--- Exercise directions ---
Tally how many lines hold the string "ఘటనల". Your reply should be that number alone.

--- Given information ---

_____

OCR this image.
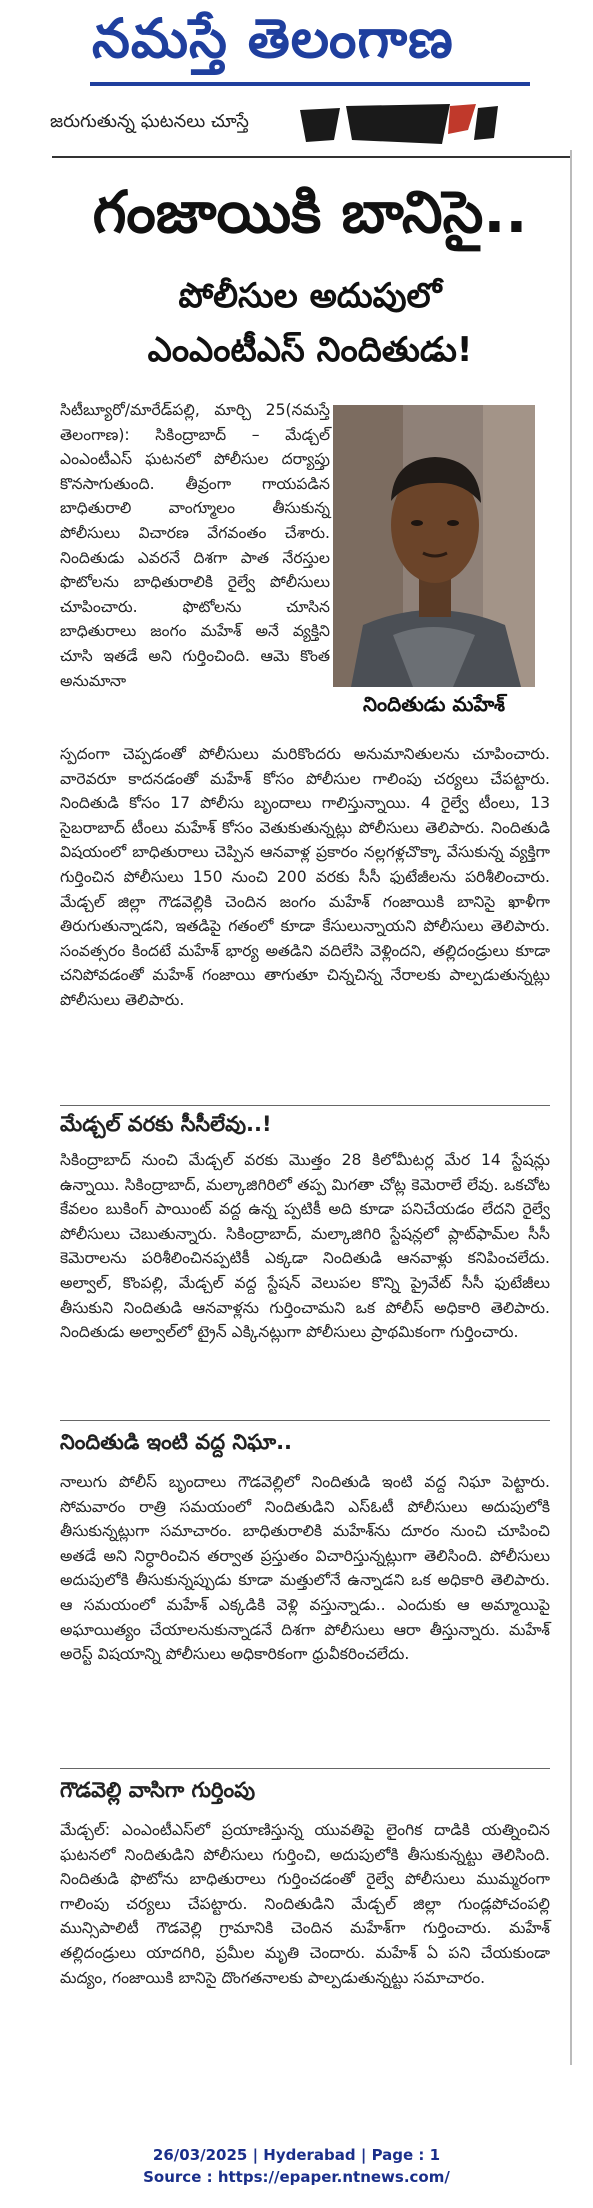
నమస్తే తెలంగాణ
జరుగుతున్న ఘటనలు చూస్తే
గంజాయికి బానిసై..
పోలీసుల అదుపులో
ఎంఎంటీఎస్ నిందితుడు!

సిటీబ్యూరో/మారేడ్‌పల్లి, మార్చి 25(నమస్తే తెలంగాణ): సికింద్రాబాద్ – మేడ్చల్ ఎంఎంటీఎస్ ఘటనలో పోలీసుల దర్యాప్తు కొనసాగుతుంది. తీవ్రంగా గాయపడిన బాధితురాలి వాంగ్మూలం తీసుకున్న పోలీసులు విచారణ వేగవంతం చేశారు. నిందితుడు ఎవరనే దిశగా పాత నేరస్తుల ఫొటోలను బాధితురాలికి రైల్వే పోలీసులు చూపించారు. ఫొటోలను చూసిన బాధితురాలు జంగం మహేశ్ అనే వ్యక్తిని చూసి ఇతడే అని గుర్తించింది. ఆమె కొంత అనుమానా

నిందితుడు మహేశ్

స్పదంగా చెప్పడంతో పోలీసులు మరికొందరు అనుమానితులను చూపించారు. వారెవరూ కాదనడంతో మహేశ్ కోసం పోలీసుల గాలింపు చర్యలు చేపట్టారు. నిందితుడి కోసం 17 పోలీసు బృందాలు గాలిస్తున్నాయి. 4 రైల్వే టీంలు, 13 సైబరాబాద్ టీంలు మహేశ్ కోసం వెతుకుతున్నట్లు పోలీసులు తెలిపారు. నిందితుడి విషయంలో బాధితురాలు చెప్పిన ఆనవాళ్ల ప్రకారం నల్లగళ్లచొక్కా వేసుకున్న వ్యక్తిగా గుర్తించిన పోలీసులు 150 నుంచి 200 వరకు సీసీ ఫుటేజీలను పరిశీలించారు. మేడ్చల్ జిల్లా గౌడవెల్లికి చెందిన జంగం మహేశ్ గంజాయికి బానిసై ఖాళీగా తిరుగుతున్నాడని, ఇతడిపై గతంలో కూడా కేసులున్నాయని పోలీసులు తెలిపారు. సంవత్సరం కిందటే మహేశ్ భార్య అతడిని వదిలేసి వెళ్లిందని, తల్లిదండ్రులు కూడా చనిపోవడంతో మహేశ్ గంజాయి తాగుతూ చిన్నచిన్న నేరాలకు పాల్పడుతున్నట్లు పోలీసులు తెలిపారు.

మేడ్చల్ వరకు సీసీలేవు..!

సికింద్రాబాద్ నుంచి మేడ్చల్ వరకు మొత్తం 28 కిలోమీటర్ల మేర 14 స్టేషన్లు ఉన్నాయి. సికింద్రాబాద్, మల్కాజిగిరిలో తప్ప మిగతా చోట్ల కెమెరాలే లేవు. ఒకచోట కేవలం బుకింగ్ పాయింట్ వద్ద ఉన్న ప్పటికీ అది కూడా పనిచేయడం లేదని రైల్వే పోలీసులు చెబుతున్నారు. సికింద్రాబాద్, మల్కాజిగిరి స్టేషన్లలో ప్లాట్‌ఫామ్‌ల సీసీ కెమెరాలను పరిశీలించినప్పటికీ ఎక్కడా నిందితుడి ఆనవాళ్లు కనిపించలేదు. అల్వాల్, కొంపల్లి, మేడ్చల్ వద్ద స్టేషన్ వెలుపల కొన్ని ప్రైవేట్ సీసీ ఫుటేజీలు తీసుకుని నిందితుడి ఆనవాళ్లను గుర్తించామని ఒక పోలీస్ అధికారి తెలిపారు. నిందితుడు అల్వాల్‌లో ట్రైన్ ఎక్కినట్లుగా పోలీసులు ప్రాథమికంగా గుర్తించారు.

నిందితుడి ఇంటి వద్ద నిఘా..

నాలుగు పోలీస్ బృందాలు గౌడవెల్లిలో నిందితుడి ఇంటి వద్ద నిఘా పెట్టారు. సోమవారం రాత్రి సమయంలో నిందితుడిని ఎస్‌ఓటీ పోలీసులు అదుపులోకి తీసుకున్నట్లుగా సమాచారం. బాధితురాలికి మహేశ్‌ను దూరం నుంచి చూపించి అతడే అని నిర్ధారించిన తర్వాత ప్రస్తుతం విచారిస్తున్నట్లుగా తెలిసింది. పోలీసులు అదుపులోకి తీసుకున్నప్పుడు కూడా మత్తులోనే ఉన్నాడని ఒక అధికారి తెలిపారు. ఆ సమయంలో మహేశ్ ఎక్కడికి వెళ్లి వస్తున్నాడు.. ఎందుకు ఆ అమ్మాయిపై అఘాయిత్యం చేయాలనుకున్నాడనే దిశగా పోలీసులు ఆరా తీస్తున్నారు. మహేశ్ అరెస్ట్ విషయాన్ని పోలీసులు అధికారికంగా ధ్రువీకరించలేదు.

గౌడవెల్లి వాసిగా గుర్తింపు

మేడ్చల్: ఎంఎంటీఎస్‌లో ప్రయాణిస్తున్న యువతిపై లైంగిక దాడికి యత్నించిన ఘటనలో నిందితుడిని పోలీసులు గుర్తించి, అదుపులోకి తీసుకున్నట్టు తెలిసింది. నిందితుడి ఫొటోను బాధితురాలు గుర్తించడంతో రైల్వే పోలీసులు ముమ్మరంగా గాలింపు చర్యలు చేపట్టారు. నిందితుడిని మేడ్చల్ జిల్లా గుండ్లపోచంపల్లి మున్సిపాలిటీ గౌడవెల్లి గ్రామానికి చెందిన మహేశ్‌గా గుర్తించారు. మహేశ్ తల్లిదండ్రులు యాదగిరి, ప్రమీల మృతి చెందారు. మహేశ్ ఏ పని చేయకుండా మద్యం, గంజాయికి బానిసై దొంగతనాలకు పాల్పడుతున్నట్టు సమాచారం.

26/03/2025 | Hyderabad | Page : 1
Source : https://epaper.ntnews.com/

_____

--- Response for this exercise ---
3